● EXCERPTED DATA

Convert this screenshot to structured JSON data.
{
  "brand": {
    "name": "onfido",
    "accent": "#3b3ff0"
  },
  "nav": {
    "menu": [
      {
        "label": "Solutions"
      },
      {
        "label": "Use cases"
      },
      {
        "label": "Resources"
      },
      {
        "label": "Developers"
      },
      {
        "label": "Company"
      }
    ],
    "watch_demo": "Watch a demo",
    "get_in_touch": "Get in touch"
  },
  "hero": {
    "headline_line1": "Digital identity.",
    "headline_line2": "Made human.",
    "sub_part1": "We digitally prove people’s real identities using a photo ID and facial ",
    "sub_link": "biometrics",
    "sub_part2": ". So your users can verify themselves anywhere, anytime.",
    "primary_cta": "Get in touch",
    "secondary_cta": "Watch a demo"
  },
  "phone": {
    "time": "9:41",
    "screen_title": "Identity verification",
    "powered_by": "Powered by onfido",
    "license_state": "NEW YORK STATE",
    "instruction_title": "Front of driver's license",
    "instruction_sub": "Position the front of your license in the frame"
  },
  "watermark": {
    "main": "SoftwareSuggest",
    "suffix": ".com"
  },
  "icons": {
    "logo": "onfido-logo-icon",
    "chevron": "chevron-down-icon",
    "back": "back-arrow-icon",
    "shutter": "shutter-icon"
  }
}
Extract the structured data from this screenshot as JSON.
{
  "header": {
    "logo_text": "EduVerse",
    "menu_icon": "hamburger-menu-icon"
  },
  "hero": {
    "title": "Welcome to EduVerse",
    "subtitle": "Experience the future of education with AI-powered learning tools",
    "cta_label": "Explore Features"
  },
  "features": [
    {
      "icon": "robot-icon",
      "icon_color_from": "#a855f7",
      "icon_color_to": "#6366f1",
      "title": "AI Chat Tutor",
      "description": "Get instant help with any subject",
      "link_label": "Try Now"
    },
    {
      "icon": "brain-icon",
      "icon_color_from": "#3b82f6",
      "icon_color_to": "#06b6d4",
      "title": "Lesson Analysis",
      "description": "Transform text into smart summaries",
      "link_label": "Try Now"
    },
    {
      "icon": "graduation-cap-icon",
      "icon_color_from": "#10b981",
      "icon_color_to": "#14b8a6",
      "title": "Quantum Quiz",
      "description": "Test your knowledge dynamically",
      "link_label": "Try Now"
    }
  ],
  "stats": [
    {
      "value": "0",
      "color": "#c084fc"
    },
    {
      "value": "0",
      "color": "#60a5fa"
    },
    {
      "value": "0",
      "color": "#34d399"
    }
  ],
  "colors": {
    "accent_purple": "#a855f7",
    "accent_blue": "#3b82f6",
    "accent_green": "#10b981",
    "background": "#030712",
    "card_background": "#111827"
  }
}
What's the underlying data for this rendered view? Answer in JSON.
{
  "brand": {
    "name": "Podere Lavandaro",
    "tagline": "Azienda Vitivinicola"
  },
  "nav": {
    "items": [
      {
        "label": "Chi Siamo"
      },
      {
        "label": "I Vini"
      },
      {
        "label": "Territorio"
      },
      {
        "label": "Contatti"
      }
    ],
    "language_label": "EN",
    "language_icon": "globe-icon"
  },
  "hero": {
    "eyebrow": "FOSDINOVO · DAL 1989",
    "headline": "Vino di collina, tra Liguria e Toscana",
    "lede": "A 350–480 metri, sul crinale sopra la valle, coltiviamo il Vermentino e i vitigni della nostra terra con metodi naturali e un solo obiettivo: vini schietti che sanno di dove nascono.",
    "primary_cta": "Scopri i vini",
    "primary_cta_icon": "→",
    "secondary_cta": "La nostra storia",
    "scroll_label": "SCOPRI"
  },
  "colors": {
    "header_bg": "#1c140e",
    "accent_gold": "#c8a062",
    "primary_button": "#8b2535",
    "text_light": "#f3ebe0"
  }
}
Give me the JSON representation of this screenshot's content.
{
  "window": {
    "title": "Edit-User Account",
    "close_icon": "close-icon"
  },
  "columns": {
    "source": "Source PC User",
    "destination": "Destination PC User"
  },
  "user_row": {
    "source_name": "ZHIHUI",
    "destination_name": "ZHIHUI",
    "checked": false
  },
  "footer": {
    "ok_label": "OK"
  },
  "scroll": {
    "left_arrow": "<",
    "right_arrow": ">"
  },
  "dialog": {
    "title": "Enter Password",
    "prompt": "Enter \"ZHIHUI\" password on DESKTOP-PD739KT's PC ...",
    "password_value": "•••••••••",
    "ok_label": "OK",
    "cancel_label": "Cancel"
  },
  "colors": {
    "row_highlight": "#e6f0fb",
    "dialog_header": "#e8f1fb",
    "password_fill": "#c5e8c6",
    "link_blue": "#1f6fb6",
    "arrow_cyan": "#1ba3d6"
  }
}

● TASK DESCRIPTION
Your task is to give the records above again, exactly.

● FINISHED ANSWER
Convert this screenshot to structured JSON data.
{
  "brand": {
    "name": "onfido",
    "accent": "#3b3ff0"
  },
  "nav": {
    "menu": [
      {
        "label": "Solutions"
      },
      {
        "label": "Use cases"
      },
      {
        "label": "Resources"
      },
      {
        "label": "Developers"
      },
      {
        "label": "Company"
      }
    ],
    "watch_demo": "Watch a demo",
    "get_in_touch": "Get in touch"
  },
  "hero": {
    "headline_line1": "Digital identity.",
    "headline_line2": "Made human.",
    "sub_part1": "We digitally prove people’s real identities using a photo ID and facial ",
    "sub_link": "biometrics",
    "sub_part2": ". So your users can verify themselves anywhere, anytime.",
    "primary_cta": "Get in touch",
    "secondary_cta": "Watch a demo"
  },
  "phone": {
    "time": "9:41",
    "screen_title": "Identity verification",
    "powered_by": "Powered by onfido",
    "license_state": "NEW YORK STATE",
    "instruction_title": "Front of driver's license",
    "instruction_sub": "Position the front of your license in the frame"
  },
  "watermark": {
    "main": "SoftwareSuggest",
    "suffix": ".com"
  },
  "icons": {
    "logo": "onfido-logo-icon",
    "chevron": "chevron-down-icon",
    "back": "back-arrow-icon",
    "shutter": "shutter-icon"
  }
}
Extract the structured data from this screenshot as JSON.
{
  "header": {
    "logo_text": "EduVerse",
    "menu_icon": "hamburger-menu-icon"
  },
  "hero": {
    "title": "Welcome to EduVerse",
    "subtitle": "Experience the future of education with AI-powered learning tools",
    "cta_label": "Explore Features"
  },
  "features": [
    {
      "icon": "robot-icon",
      "icon_color_from": "#a855f7",
      "icon_color_to": "#6366f1",
      "title": "AI Chat Tutor",
      "description": "Get instant help with any subject",
      "link_label": "Try Now"
    },
    {
      "icon": "brain-icon",
      "icon_color_from": "#3b82f6",
      "icon_color_to": "#06b6d4",
      "title": "Lesson Analysis",
      "description": "Transform text into smart summaries",
      "link_label": "Try Now"
    },
    {
      "icon": "graduation-cap-icon",
      "icon_color_from": "#10b981",
      "icon_color_to": "#14b8a6",
      "title": "Quantum Quiz",
      "description": "Test your knowledge dynamically",
      "link_label": "Try Now"
    }
  ],
  "stats": [
    {
      "value": "0",
      "color": "#c084fc"
    },
    {
      "value": "0",
      "color": "#60a5fa"
    },
    {
      "value": "0",
      "color": "#34d399"
    }
  ],
  "colors": {
    "accent_purple": "#a855f7",
    "accent_blue": "#3b82f6",
    "accent_green": "#10b981",
    "background": "#030712",
    "card_background": "#111827"
  }
}
What's the underlying data for this rendered view? Answer in JSON.
{
  "brand": {
    "name": "Podere Lavandaro",
    "tagline": "Azienda Vitivinicola"
  },
  "nav": {
    "items": [
      {
        "label": "Chi Siamo"
      },
      {
        "label": "I Vini"
      },
      {
        "label": "Territorio"
      },
      {
        "label": "Contatti"
      }
    ],
    "language_label": "EN",
    "language_icon": "globe-icon"
  },
  "hero": {
    "eyebrow": "FOSDINOVO · DAL 1989",
    "headline": "Vino di collina, tra Liguria e Toscana",
    "lede": "A 350–480 metri, sul crinale sopra la valle, coltiviamo il Vermentino e i vitigni della nostra terra con metodi naturali e un solo obiettivo: vini schietti che sanno di dove nascono.",
    "primary_cta": "Scopri i vini",
    "primary_cta_icon": "→",
    "secondary_cta": "La nostra storia",
    "scroll_label": "SCOPRI"
  },
  "colors": {
    "header_bg": "#1c140e",
    "accent_gold": "#c8a062",
    "primary_button": "#8b2535",
    "text_light": "#f3ebe0"
  }
}
Give me the JSON representation of this screenshot's content.
{
  "window": {
    "title": "Edit-User Account",
    "close_icon": "close-icon"
  },
  "columns": {
    "source": "Source PC User",
    "destination": "Destination PC User"
  },
  "user_row": {
    "source_name": "ZHIHUI",
    "destination_name": "ZHIHUI",
    "checked": false
  },
  "footer": {
    "ok_label": "OK"
  },
  "scroll": {
    "left_arrow": "<",
    "right_arrow": ">"
  },
  "dialog": {
    "title": "Enter Password",
    "prompt": "Enter \"ZHIHUI\" password on DESKTOP-PD739KT's PC ...",
    "password_value": "•••••••••",
    "ok_label": "OK",
    "cancel_label": "Cancel"
  },
  "colors": {
    "row_highlight": "#e6f0fb",
    "dialog_header": "#e8f1fb",
    "password_fill": "#c5e8c6",
    "link_blue": "#1f6fb6",
    "arrow_cyan": "#1ba3d6"
  }
}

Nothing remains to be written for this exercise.